*Work to be completed:* Output every line below without omitting or altering anything.

*Data records:*
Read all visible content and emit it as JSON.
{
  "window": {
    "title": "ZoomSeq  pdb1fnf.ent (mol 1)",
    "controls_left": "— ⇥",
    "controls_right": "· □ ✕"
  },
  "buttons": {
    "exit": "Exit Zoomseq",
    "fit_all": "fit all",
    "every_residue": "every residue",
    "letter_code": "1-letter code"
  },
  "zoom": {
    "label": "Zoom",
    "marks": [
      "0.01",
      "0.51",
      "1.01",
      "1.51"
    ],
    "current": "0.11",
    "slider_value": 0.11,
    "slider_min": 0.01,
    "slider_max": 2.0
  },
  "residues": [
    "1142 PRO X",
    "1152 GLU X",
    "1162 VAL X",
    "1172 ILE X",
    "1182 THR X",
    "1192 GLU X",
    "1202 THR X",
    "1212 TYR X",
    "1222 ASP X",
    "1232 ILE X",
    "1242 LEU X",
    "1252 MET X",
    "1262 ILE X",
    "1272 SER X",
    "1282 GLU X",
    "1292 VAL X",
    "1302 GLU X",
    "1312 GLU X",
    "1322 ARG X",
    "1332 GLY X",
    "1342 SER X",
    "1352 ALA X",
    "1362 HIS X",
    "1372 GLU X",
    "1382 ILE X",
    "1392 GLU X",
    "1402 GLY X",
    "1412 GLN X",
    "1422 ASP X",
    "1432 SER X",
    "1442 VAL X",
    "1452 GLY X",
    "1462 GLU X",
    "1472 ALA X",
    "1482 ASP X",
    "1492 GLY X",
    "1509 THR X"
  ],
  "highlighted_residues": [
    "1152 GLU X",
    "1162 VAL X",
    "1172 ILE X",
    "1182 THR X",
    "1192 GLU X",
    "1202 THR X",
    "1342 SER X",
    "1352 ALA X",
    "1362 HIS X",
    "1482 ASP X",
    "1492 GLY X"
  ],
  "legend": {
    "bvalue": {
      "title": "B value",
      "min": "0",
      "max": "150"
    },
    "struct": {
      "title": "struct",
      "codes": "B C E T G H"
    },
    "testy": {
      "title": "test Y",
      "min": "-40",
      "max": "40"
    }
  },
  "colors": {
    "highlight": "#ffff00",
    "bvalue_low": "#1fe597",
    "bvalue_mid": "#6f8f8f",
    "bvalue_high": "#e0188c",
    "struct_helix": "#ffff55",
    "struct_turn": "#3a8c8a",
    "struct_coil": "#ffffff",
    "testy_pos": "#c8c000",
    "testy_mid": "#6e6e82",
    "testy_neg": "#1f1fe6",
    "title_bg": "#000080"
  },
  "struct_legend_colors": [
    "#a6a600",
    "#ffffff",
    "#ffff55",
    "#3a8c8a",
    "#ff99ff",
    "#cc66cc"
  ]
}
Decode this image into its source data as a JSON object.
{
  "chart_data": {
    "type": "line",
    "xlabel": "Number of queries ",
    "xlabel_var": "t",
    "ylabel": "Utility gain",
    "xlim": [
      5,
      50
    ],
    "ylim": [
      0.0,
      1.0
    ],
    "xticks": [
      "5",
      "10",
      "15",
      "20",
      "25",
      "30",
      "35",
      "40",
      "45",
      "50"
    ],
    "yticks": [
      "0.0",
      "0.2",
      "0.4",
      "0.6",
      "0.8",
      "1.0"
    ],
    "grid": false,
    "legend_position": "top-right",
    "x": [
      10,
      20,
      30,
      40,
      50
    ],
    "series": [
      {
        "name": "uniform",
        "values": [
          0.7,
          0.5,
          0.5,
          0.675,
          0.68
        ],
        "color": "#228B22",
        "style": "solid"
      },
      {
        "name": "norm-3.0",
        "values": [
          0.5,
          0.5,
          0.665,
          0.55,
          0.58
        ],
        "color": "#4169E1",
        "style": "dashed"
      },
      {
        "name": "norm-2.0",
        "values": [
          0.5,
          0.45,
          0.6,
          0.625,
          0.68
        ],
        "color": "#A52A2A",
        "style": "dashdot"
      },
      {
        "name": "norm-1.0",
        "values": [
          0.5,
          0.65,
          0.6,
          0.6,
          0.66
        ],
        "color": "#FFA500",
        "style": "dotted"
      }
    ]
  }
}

*Answer to this problem:*
Read all visible content and emit it as JSON.
{
  "window": {
    "title": "ZoomSeq  pdb1fnf.ent (mol 1)",
    "controls_left": "— ⇥",
    "controls_right": "· □ ✕"
  },
  "buttons": {
    "exit": "Exit Zoomseq",
    "fit_all": "fit all",
    "every_residue": "every residue",
    "letter_code": "1-letter code"
  },
  "zoom": {
    "label": "Zoom",
    "marks": [
      "0.01",
      "0.51",
      "1.01",
      "1.51"
    ],
    "current": "0.11",
    "slider_value": 0.11,
    "slider_min": 0.01,
    "slider_max": 2.0
  },
  "residues": [
    "1142 PRO X",
    "1152 GLU X",
    "1162 VAL X",
    "1172 ILE X",
    "1182 THR X",
    "1192 GLU X",
    "1202 THR X",
    "1212 TYR X",
    "1222 ASP X",
    "1232 ILE X",
    "1242 LEU X",
    "1252 MET X",
    "1262 ILE X",
    "1272 SER X",
    "1282 GLU X",
    "1292 VAL X",
    "1302 GLU X",
    "1312 GLU X",
    "1322 ARG X",
    "1332 GLY X",
    "1342 SER X",
    "1352 ALA X",
    "1362 HIS X",
    "1372 GLU X",
    "1382 ILE X",
    "1392 GLU X",
    "1402 GLY X",
    "1412 GLN X",
    "1422 ASP X",
    "1432 SER X",
    "1442 VAL X",
    "1452 GLY X",
    "1462 GLU X",
    "1472 ALA X",
    "1482 ASP X",
    "1492 GLY X",
    "1509 THR X"
  ],
  "highlighted_residues": [
    "1152 GLU X",
    "1162 VAL X",
    "1172 ILE X",
    "1182 THR X",
    "1192 GLU X",
    "1202 THR X",
    "1342 SER X",
    "1352 ALA X",
    "1362 HIS X",
    "1482 ASP X",
    "1492 GLY X"
  ],
  "legend": {
    "bvalue": {
      "title": "B value",
      "min": "0",
      "max": "150"
    },
    "struct": {
      "title": "struct",
      "codes": "B C E T G H"
    },
    "testy": {
      "title": "test Y",
      "min": "-40",
      "max": "40"
    }
  },
  "colors": {
    "highlight": "#ffff00",
    "bvalue_low": "#1fe597",
    "bvalue_mid": "#6f8f8f",
    "bvalue_high": "#e0188c",
    "struct_helix": "#ffff55",
    "struct_turn": "#3a8c8a",
    "struct_coil": "#ffffff",
    "testy_pos": "#c8c000",
    "testy_mid": "#6e6e82",
    "testy_neg": "#1f1fe6",
    "title_bg": "#000080"
  },
  "struct_legend_colors": [
    "#a6a600",
    "#ffffff",
    "#ffff55",
    "#3a8c8a",
    "#ff99ff",
    "#cc66cc"
  ]
}
Decode this image into its source data as a JSON object.
{
  "chart_data": {
    "type": "line",
    "xlabel": "Number of queries ",
    "xlabel_var": "t",
    "ylabel": "Utility gain",
    "xlim": [
      5,
      50
    ],
    "ylim": [
      0.0,
      1.0
    ],
    "xticks": [
      "5",
      "10",
      "15",
      "20",
      "25",
      "30",
      "35",
      "40",
      "45",
      "50"
    ],
    "yticks": [
      "0.0",
      "0.2",
      "0.4",
      "0.6",
      "0.8",
      "1.0"
    ],
    "grid": false,
    "legend_position": "top-right",
    "x": [
      10,
      20,
      30,
      40,
      50
    ],
    "series": [
      {
        "name": "uniform",
        "values": [
          0.7,
          0.5,
          0.5,
          0.675,
          0.68
        ],
        "color": "#228B22",
        "style": "solid"
      },
      {
        "name": "norm-3.0",
        "values": [
          0.5,
          0.5,
          0.665,
          0.55,
          0.58
        ],
        "color": "#4169E1",
        "style": "dashed"
      },
      {
        "name": "norm-2.0",
        "values": [
          0.5,
          0.45,
          0.6,
          0.625,
          0.68
        ],
        "color": "#A52A2A",
        "style": "dashdot"
      },
      {
        "name": "norm-1.0",
        "values": [
          0.5,
          0.65,
          0.6,
          0.6,
          0.66
        ],
        "color": "#FFA500",
        "style": "dotted"
      }
    ]
  }
}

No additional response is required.